→ SET EXERCISE
Pull out every line containing the string "Stockdata".

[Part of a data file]
·····
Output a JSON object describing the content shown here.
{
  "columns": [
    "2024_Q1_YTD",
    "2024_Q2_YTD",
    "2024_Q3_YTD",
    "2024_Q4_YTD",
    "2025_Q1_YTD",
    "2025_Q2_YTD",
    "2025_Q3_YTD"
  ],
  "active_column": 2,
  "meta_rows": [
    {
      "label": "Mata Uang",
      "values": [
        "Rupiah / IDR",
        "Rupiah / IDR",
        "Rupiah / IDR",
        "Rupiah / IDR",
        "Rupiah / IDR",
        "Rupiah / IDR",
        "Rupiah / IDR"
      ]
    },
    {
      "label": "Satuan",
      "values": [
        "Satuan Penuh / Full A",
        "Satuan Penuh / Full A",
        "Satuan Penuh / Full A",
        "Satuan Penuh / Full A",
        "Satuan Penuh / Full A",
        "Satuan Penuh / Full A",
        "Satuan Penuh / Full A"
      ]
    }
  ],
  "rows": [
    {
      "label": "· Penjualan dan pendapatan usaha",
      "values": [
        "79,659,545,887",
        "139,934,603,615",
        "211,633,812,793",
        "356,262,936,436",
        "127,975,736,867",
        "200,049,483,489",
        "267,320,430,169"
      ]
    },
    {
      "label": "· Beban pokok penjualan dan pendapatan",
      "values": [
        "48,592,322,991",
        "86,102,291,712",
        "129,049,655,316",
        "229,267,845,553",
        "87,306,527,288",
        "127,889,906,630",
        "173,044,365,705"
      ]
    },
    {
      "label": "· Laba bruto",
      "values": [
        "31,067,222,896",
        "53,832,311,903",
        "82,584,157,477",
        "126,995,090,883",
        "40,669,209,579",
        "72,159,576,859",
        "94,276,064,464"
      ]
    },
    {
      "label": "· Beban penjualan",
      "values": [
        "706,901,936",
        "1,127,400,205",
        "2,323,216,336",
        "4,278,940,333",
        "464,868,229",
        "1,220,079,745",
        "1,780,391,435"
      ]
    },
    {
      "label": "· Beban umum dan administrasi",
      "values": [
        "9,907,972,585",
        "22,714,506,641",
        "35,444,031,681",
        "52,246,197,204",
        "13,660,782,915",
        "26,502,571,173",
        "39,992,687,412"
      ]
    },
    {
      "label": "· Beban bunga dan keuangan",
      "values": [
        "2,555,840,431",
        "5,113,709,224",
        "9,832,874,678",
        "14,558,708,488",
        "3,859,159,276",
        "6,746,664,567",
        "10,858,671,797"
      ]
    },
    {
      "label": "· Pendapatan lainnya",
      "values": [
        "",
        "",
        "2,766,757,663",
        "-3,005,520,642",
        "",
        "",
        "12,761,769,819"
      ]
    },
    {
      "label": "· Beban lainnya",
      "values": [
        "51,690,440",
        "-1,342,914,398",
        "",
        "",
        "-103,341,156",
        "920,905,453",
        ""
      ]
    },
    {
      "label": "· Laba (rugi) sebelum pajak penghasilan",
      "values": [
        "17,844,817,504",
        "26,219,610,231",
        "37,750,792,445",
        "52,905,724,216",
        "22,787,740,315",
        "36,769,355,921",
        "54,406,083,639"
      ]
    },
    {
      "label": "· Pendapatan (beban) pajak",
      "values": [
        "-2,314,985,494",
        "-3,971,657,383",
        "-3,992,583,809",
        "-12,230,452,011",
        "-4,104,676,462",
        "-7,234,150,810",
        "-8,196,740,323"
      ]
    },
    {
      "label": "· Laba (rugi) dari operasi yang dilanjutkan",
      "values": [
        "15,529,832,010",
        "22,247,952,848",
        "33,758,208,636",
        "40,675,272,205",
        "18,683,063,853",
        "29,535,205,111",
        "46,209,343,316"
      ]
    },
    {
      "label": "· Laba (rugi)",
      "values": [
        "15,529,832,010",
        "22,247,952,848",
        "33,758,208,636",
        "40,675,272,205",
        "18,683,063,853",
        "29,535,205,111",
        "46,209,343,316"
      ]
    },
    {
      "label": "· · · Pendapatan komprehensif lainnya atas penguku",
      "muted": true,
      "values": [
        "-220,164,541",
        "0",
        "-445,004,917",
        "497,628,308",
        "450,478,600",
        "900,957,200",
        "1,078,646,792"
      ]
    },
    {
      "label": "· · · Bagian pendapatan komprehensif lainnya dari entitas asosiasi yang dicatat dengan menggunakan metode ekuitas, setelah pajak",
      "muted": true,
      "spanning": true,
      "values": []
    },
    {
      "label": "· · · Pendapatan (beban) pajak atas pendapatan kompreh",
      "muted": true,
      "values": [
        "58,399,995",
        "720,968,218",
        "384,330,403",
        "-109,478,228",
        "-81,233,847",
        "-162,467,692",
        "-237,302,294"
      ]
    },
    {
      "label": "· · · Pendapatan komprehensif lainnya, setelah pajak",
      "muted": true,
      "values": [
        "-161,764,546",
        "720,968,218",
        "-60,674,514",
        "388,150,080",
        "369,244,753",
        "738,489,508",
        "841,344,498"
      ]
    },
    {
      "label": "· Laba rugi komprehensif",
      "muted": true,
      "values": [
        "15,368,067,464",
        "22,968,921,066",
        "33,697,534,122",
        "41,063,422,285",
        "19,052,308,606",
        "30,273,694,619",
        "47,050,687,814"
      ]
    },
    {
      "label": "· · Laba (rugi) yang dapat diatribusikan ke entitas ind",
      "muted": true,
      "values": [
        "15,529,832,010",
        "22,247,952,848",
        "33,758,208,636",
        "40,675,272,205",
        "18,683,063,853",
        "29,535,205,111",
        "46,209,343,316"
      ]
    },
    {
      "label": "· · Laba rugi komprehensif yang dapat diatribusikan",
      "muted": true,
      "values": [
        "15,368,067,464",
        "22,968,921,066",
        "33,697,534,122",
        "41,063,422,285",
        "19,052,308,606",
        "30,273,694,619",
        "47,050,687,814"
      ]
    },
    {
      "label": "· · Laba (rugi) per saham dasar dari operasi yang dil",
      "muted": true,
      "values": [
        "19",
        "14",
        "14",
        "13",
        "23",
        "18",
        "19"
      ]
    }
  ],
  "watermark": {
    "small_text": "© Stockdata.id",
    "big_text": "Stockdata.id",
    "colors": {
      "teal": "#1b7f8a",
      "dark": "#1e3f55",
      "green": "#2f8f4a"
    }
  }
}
·····
→ WORKED ANSWER
    "small_text": "© Stockdata.id",
    "big_text": "Stockdata.id",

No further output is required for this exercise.